■ SET TASK
Rewrite the rows starting at the one containing "approval-date-label: 日期/Date <box>313" and ending at the one containing "approval-date-cell <box>396 133 484 152</box>", swapping "Reference No" for "Document No" and keeping everything else unchanged.

---------- DATA TO PROCESS

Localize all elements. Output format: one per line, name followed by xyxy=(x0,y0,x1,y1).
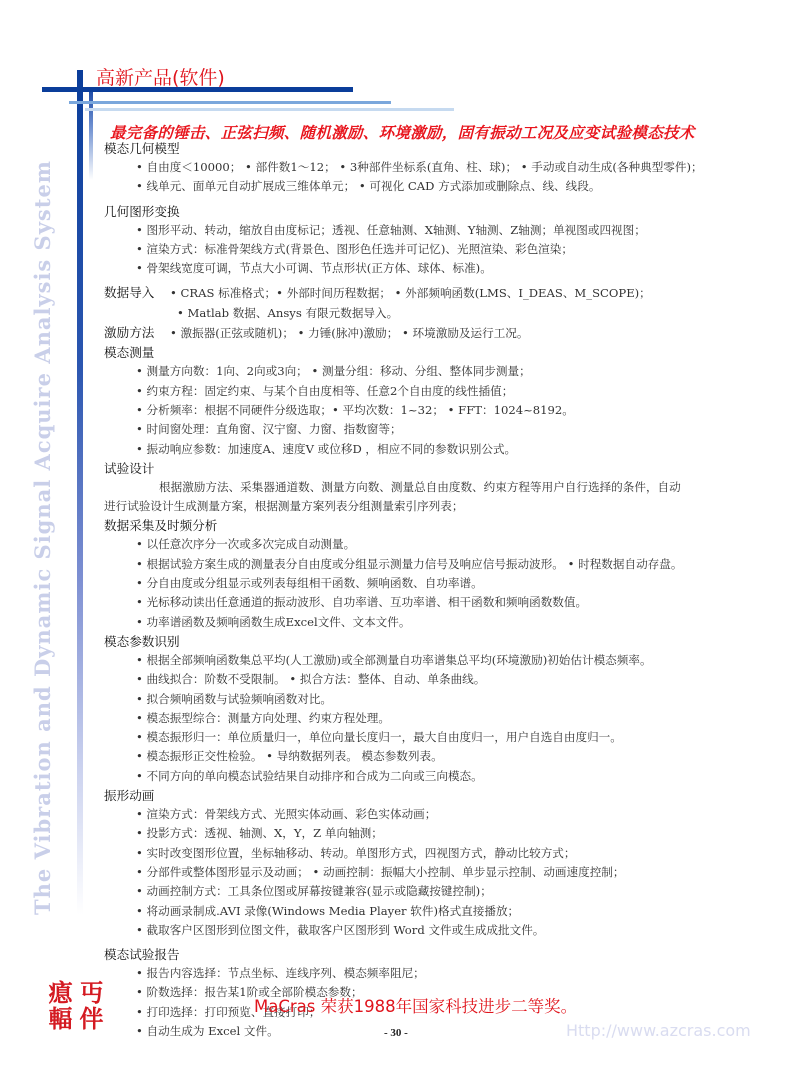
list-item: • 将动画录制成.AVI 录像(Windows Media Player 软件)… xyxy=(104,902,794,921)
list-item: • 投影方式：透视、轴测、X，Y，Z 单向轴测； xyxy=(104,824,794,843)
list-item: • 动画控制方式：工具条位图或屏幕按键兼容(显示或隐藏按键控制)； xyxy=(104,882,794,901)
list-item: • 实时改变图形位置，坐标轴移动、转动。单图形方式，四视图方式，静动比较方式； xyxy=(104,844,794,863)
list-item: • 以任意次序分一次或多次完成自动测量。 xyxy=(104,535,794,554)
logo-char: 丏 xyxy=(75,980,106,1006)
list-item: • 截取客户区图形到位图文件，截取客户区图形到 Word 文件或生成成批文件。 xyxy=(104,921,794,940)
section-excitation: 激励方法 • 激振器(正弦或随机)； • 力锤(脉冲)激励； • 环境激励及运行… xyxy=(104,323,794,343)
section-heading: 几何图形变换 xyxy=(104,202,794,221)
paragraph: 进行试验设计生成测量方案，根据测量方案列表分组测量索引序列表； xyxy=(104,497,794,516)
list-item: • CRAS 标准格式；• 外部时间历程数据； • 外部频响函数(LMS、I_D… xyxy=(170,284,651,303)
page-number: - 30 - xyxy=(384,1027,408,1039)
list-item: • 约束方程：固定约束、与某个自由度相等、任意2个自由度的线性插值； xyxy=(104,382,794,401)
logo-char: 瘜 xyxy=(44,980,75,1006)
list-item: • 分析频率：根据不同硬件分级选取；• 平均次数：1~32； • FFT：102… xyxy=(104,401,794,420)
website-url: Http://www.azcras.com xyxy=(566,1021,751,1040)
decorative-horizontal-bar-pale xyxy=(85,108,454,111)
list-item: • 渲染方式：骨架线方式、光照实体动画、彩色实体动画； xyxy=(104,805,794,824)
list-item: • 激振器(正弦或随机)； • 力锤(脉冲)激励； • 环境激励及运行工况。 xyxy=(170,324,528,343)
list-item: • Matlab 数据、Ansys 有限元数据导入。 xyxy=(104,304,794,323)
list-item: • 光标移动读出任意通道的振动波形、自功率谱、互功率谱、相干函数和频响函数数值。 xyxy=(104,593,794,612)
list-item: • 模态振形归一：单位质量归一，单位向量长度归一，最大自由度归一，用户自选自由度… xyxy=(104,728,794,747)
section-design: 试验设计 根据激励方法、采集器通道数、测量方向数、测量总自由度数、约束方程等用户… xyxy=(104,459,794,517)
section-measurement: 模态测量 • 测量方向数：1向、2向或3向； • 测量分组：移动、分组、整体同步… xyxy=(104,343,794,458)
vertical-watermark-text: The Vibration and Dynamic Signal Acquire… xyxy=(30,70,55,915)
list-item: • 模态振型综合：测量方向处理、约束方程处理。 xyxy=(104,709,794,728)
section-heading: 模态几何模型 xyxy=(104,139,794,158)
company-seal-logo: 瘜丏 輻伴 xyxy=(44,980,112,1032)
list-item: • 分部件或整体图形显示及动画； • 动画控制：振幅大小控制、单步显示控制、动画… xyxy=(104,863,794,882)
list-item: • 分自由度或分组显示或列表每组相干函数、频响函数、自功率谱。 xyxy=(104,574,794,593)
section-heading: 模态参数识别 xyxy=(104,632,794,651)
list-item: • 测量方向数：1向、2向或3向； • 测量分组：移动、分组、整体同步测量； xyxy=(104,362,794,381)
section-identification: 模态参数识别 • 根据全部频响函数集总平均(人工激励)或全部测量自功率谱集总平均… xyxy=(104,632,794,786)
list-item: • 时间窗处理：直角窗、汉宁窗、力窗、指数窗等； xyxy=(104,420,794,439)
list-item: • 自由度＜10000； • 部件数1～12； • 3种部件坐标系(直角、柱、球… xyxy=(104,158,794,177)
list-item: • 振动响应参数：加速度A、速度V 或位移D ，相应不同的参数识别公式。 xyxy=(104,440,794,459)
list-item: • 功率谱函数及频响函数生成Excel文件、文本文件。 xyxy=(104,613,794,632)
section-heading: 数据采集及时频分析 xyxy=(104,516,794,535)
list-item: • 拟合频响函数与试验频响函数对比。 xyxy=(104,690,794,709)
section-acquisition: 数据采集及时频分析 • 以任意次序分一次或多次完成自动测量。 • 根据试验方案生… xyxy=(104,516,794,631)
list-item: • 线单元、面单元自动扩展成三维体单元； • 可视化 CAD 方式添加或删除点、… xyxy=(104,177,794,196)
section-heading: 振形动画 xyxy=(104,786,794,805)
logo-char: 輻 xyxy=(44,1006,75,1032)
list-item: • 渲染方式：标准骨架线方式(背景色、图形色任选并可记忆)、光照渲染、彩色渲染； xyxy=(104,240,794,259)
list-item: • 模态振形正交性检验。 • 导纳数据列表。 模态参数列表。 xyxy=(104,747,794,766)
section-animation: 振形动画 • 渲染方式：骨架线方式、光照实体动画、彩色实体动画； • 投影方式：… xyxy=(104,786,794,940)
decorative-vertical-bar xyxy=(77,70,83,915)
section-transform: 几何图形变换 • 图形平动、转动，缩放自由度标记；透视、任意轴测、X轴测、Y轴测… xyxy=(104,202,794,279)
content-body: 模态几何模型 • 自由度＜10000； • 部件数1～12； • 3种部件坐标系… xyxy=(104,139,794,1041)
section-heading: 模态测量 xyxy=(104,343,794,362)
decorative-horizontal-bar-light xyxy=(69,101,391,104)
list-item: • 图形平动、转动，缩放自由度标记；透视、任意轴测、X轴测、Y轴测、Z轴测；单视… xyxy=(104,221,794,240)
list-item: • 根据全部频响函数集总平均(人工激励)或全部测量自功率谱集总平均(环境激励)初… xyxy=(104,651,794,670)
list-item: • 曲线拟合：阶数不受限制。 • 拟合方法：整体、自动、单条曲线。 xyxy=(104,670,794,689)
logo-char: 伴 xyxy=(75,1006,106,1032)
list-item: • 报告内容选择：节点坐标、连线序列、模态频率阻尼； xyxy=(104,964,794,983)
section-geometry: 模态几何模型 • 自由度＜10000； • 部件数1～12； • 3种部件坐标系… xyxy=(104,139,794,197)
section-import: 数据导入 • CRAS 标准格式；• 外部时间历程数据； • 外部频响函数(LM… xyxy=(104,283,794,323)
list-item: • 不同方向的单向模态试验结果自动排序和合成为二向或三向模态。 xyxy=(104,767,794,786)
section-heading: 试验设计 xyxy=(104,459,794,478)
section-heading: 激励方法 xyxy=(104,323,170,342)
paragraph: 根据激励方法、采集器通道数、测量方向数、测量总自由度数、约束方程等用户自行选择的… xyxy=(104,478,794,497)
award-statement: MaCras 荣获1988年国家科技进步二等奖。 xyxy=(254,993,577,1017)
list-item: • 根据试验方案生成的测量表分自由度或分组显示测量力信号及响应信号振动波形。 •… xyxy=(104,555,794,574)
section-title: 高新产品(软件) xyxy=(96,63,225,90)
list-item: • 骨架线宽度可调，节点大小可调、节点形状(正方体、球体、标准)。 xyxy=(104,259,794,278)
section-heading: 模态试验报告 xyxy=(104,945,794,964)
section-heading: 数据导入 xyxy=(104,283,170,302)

--------------------
---------- DATA TO PROCESS

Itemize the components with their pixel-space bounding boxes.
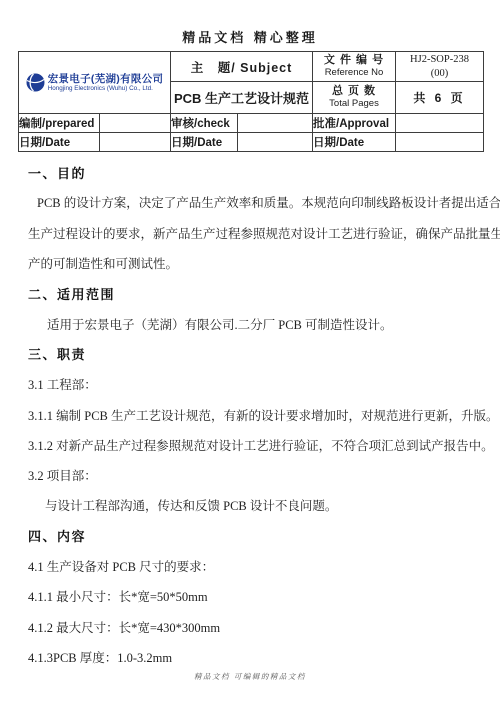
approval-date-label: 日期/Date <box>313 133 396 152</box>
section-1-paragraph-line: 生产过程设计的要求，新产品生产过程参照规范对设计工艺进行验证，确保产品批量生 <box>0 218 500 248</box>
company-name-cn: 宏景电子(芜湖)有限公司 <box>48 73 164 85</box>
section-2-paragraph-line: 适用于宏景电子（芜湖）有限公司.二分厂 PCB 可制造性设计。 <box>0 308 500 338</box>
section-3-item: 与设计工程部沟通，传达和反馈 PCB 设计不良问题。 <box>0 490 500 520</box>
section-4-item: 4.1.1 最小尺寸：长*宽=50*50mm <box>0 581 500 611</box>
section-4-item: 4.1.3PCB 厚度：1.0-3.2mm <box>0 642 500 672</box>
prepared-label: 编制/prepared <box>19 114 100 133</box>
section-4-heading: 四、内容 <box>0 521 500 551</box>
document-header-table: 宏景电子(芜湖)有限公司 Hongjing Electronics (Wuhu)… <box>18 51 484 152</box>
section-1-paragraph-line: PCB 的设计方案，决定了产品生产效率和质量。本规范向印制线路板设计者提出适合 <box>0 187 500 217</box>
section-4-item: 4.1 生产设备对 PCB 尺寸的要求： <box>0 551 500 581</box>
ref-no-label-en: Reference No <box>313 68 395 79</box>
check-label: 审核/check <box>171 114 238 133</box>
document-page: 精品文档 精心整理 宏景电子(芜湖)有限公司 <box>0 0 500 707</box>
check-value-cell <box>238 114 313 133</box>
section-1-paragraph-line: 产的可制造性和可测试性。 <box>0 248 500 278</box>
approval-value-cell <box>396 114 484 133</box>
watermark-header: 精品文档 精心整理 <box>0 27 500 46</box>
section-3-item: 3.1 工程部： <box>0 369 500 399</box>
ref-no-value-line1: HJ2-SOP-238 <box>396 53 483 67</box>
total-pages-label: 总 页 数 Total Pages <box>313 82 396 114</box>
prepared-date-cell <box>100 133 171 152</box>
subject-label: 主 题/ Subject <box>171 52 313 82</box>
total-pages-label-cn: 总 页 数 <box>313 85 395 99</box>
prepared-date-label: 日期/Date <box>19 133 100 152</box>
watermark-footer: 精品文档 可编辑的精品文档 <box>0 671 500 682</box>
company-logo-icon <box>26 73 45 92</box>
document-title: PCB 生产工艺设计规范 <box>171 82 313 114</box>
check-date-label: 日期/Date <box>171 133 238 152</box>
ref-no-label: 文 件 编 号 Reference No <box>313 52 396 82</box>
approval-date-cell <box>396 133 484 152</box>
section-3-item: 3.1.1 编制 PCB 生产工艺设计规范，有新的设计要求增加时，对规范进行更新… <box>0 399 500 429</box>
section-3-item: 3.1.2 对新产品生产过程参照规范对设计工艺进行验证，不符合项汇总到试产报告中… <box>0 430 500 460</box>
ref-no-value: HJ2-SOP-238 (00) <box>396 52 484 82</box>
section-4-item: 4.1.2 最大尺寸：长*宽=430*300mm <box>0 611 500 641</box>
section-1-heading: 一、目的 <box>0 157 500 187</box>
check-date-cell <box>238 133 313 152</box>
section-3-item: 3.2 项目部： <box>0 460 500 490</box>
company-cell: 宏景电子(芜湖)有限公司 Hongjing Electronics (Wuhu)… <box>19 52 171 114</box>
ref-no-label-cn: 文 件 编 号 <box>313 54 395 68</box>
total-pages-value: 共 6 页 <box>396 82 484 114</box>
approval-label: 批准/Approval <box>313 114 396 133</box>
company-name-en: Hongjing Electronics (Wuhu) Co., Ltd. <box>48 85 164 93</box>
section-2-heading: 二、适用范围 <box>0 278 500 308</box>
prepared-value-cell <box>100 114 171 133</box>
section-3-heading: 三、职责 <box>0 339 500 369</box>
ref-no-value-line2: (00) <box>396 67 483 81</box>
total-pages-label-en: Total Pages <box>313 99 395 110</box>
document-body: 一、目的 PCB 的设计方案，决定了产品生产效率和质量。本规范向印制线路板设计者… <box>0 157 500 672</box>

--------------------

■ WRITTEN SOLUTION
approval-date-label: 日期/Date <box>313 133 396 152</box>
section-1-paragraph-line: 生产过程设计的要求，新产品生产过程参照规范对设计工艺进行验证，确保产品批量生 <box>0 218 500 248</box>
company-name-cn: 宏景电子(芜湖)有限公司 <box>48 73 164 85</box>
section-2-paragraph-line: 适用于宏景电子（芜湖）有限公司.二分厂 PCB 可制造性设计。 <box>0 308 500 338</box>
section-3-item: 与设计工程部沟通，传达和反馈 PCB 设计不良问题。 <box>0 490 500 520</box>
section-4-item: 4.1.1 最小尺寸：长*宽=50*50mm <box>0 581 500 611</box>
section-4-item: 4.1.3PCB 厚度：1.0-3.2mm <box>0 642 500 672</box>
prepared-label: 编制/prepared <box>19 114 100 133</box>
section-4-heading: 四、内容 <box>0 521 500 551</box>
document-header-table: 宏景电子(芜湖)有限公司 Hongjing Electronics (Wuhu)… <box>18 51 484 152</box>
section-1-paragraph-line: PCB 的设计方案，决定了产品生产效率和质量。本规范向印制线路板设计者提出适合 <box>0 187 500 217</box>
section-4-item: 4.1 生产设备对 PCB 尺寸的要求： <box>0 551 500 581</box>
ref-no-label-en: Document No <box>313 68 395 79</box>
check-label: 审核/check <box>171 114 238 133</box>
document-page: 精品文档 精心整理 宏景电子(芜湖)有限公司 <box>0 0 500 707</box>
check-value-cell <box>238 114 313 133</box>
section-1-paragraph-line: 产的可制造性和可测试性。 <box>0 248 500 278</box>
approval-value-cell <box>396 114 484 133</box>
watermark-header: 精品文档 精心整理 <box>0 27 500 46</box>
section-3-item: 3.1 工程部： <box>0 369 500 399</box>
ref-no-value-line1: HJ2-SOP-238 <box>396 53 483 67</box>
total-pages-label: 总 页 数 Total Pages <box>313 82 396 114</box>
prepared-date-cell <box>100 133 171 152</box>
subject-label: 主 题/ Subject <box>171 52 313 82</box>
total-pages-label-cn: 总 页 数 <box>313 85 395 99</box>
prepared-date-label: 日期/Date <box>19 133 100 152</box>
watermark-footer: 精品文档 可编辑的精品文档 <box>0 671 500 682</box>
company-logo-icon <box>26 73 45 92</box>
document-title: PCB 生产工艺设计规范 <box>171 82 313 114</box>
check-date-label: 日期/Date <box>171 133 238 152</box>
ref-no-label: 文 件 编 号 Document No <box>313 52 396 82</box>
approval-date-cell <box>396 133 484 152</box>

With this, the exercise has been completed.